Work to complete ▸ Pick out the lines below that contain the string "title" and copy them all.

Listed records ▸
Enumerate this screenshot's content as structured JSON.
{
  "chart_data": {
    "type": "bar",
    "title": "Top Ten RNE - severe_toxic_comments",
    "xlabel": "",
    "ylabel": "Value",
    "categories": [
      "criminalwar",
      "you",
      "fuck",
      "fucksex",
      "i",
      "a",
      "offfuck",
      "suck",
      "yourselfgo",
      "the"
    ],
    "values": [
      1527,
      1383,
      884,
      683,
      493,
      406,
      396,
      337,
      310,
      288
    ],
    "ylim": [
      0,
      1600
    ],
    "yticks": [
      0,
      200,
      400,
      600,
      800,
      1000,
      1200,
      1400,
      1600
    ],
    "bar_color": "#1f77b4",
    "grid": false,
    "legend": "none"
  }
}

* * *

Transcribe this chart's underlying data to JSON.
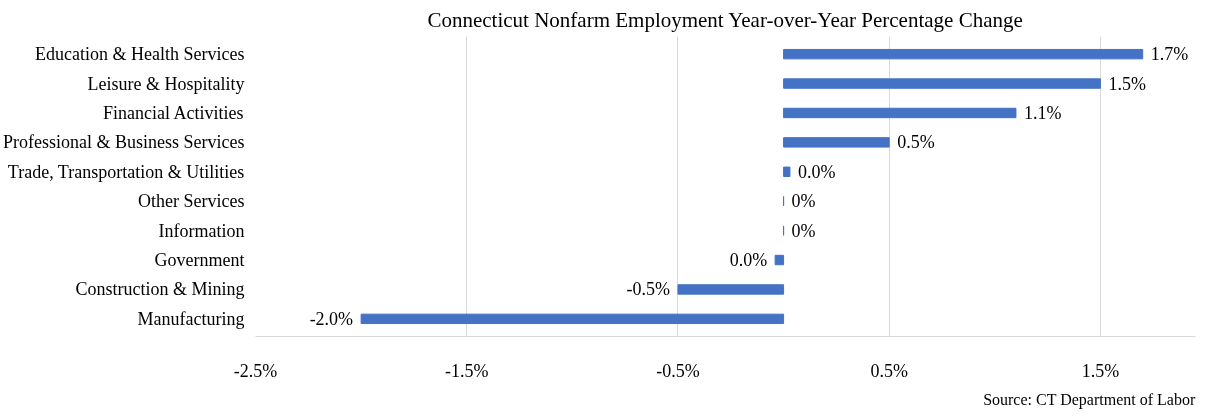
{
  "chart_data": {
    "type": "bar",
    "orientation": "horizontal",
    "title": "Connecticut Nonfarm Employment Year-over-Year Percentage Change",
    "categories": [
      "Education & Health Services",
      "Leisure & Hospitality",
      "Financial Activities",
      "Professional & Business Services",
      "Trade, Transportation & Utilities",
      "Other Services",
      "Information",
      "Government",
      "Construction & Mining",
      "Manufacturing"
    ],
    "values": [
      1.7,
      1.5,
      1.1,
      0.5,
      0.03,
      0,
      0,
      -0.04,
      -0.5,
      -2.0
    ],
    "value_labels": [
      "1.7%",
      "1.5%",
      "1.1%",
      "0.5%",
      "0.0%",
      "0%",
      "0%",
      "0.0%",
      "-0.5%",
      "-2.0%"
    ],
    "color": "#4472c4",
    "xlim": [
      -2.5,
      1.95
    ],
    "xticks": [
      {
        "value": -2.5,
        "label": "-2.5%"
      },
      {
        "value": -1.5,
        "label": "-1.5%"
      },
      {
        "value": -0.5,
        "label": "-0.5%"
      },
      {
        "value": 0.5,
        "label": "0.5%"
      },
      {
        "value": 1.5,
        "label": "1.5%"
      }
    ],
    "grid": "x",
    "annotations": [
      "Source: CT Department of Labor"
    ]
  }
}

* * *

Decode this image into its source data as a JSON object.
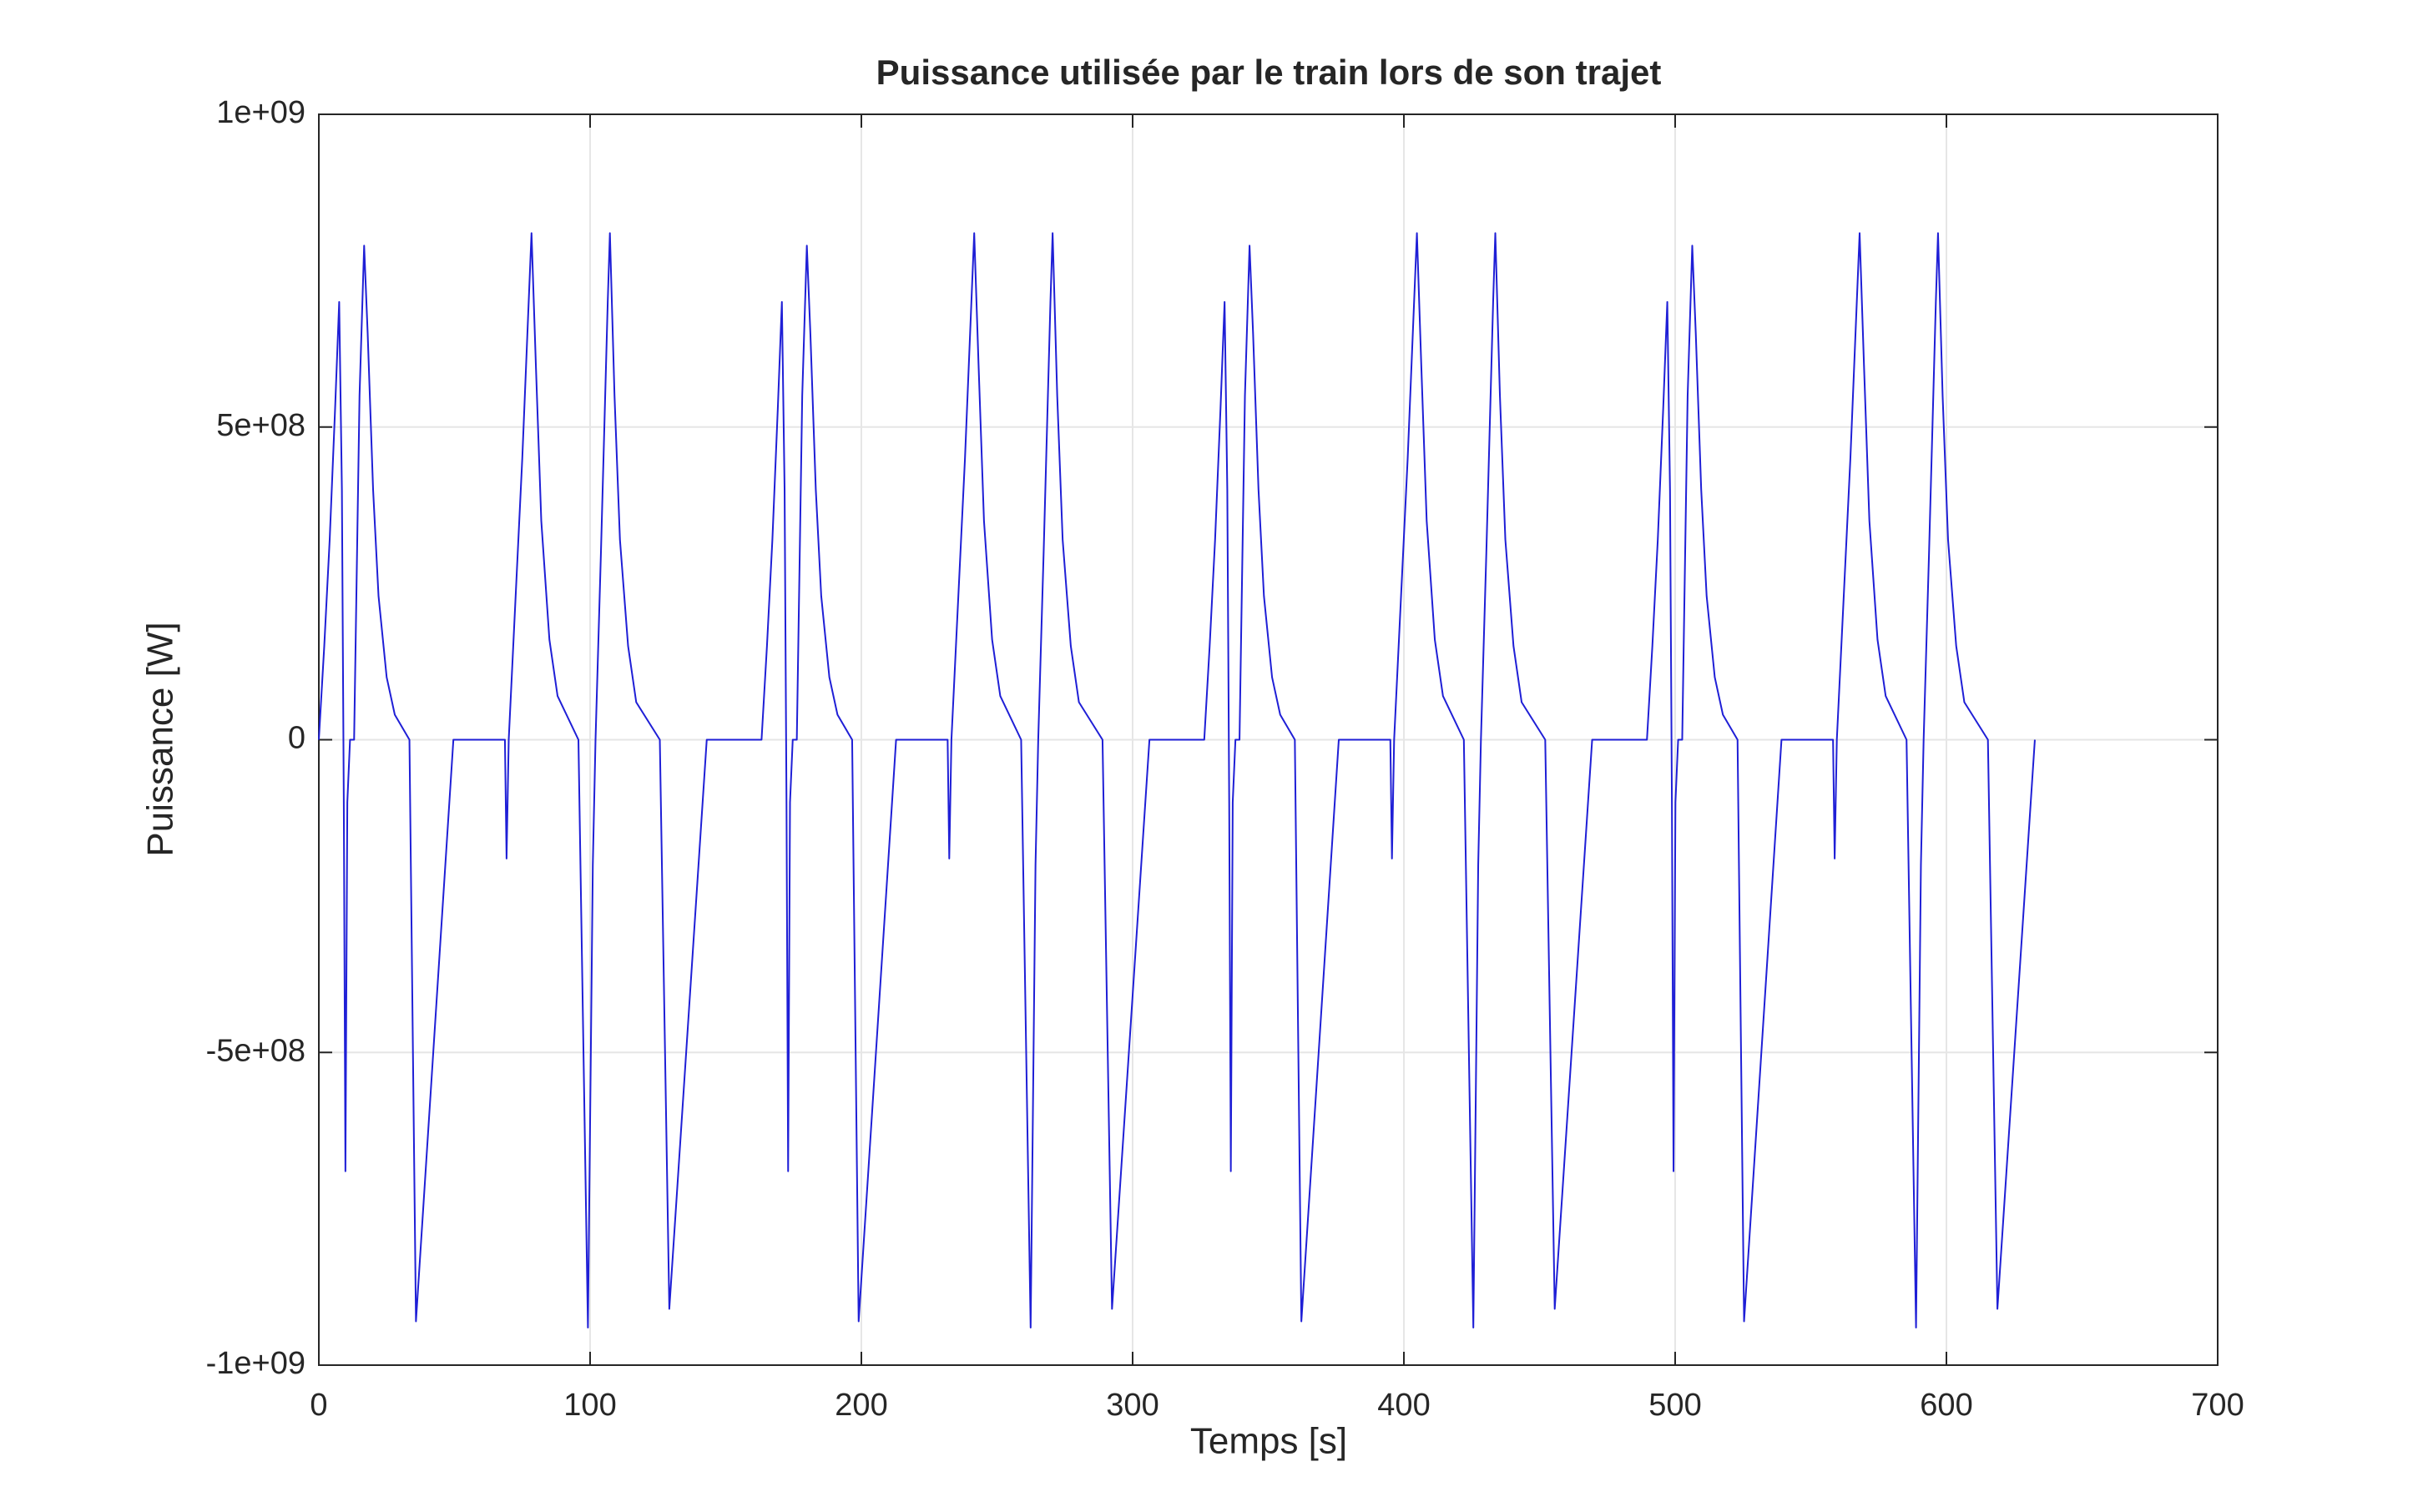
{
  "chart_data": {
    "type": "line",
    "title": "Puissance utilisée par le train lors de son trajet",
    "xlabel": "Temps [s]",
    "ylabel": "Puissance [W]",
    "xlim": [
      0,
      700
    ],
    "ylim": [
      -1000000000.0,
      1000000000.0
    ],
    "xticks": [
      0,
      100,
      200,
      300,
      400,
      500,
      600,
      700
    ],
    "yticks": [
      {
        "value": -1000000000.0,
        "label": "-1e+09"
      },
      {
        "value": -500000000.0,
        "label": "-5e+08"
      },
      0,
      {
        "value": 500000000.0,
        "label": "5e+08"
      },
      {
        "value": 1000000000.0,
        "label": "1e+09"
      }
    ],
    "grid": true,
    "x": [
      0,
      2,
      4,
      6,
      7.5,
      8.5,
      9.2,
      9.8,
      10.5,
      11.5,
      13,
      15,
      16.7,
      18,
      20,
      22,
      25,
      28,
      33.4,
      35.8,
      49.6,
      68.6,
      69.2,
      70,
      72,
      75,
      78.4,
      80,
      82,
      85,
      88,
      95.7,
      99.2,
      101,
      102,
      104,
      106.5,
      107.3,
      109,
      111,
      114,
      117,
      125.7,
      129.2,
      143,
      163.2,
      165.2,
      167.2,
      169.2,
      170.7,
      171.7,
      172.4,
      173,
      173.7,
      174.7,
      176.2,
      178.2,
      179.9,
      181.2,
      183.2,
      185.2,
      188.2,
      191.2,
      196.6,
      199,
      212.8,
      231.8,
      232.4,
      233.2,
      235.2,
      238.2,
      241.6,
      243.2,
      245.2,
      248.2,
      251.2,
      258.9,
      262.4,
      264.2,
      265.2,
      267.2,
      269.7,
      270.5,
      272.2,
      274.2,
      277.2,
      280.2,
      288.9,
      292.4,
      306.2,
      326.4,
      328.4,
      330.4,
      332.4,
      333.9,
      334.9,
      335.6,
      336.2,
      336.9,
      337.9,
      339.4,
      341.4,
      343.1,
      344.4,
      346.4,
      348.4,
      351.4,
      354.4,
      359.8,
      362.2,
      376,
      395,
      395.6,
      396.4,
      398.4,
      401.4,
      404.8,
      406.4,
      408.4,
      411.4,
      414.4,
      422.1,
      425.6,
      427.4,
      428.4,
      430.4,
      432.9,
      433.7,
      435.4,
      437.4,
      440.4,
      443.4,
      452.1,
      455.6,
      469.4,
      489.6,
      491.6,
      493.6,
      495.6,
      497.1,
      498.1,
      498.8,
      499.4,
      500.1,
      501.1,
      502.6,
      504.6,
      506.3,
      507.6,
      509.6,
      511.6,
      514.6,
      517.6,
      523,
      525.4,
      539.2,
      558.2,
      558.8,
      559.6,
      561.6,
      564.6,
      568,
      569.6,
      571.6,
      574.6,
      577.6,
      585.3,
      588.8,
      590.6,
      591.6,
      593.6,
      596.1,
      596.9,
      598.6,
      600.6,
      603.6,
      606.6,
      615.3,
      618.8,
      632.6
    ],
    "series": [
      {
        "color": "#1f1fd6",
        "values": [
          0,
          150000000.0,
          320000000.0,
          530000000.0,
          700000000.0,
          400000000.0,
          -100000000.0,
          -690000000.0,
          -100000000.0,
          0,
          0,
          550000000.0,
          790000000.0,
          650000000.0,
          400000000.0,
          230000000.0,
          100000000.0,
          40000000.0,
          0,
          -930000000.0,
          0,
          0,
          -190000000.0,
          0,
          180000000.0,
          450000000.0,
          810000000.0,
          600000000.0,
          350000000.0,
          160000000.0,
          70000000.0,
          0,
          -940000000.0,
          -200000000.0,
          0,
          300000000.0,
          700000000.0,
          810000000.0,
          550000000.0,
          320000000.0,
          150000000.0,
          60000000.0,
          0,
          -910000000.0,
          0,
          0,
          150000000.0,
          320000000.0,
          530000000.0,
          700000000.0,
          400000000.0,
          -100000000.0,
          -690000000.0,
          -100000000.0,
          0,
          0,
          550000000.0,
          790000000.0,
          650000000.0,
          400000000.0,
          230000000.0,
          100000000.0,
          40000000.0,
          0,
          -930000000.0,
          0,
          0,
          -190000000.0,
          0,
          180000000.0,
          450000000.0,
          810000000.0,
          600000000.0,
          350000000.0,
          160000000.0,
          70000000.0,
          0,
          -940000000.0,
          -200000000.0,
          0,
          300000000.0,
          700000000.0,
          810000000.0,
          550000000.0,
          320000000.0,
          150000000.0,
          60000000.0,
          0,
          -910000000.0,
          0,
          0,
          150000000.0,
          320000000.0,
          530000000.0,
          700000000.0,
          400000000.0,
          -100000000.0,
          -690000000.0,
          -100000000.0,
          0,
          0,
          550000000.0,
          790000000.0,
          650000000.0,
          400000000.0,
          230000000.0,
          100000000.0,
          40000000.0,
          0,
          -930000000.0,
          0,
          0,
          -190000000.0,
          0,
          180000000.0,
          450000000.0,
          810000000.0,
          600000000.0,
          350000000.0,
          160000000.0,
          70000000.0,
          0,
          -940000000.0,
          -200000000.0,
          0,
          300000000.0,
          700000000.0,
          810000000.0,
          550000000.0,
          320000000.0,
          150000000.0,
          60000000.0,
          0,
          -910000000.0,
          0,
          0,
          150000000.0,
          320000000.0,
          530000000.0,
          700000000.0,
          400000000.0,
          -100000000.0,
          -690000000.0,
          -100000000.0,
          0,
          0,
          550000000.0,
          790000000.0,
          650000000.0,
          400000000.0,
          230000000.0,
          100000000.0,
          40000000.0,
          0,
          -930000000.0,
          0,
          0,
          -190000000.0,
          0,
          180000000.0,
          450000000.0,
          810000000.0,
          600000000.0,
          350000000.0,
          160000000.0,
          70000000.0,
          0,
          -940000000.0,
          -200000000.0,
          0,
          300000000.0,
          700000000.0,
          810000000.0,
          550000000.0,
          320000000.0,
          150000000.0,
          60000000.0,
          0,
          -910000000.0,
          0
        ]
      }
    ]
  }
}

Result of the task ▸
    "title": "Top Ten RNE - severe_toxic_comments",
    "title": "Connecticut Nonfarm Employment Year-over-Year Percentage Change",
    "title": "Puissance utilisée par le train lors de son trajet",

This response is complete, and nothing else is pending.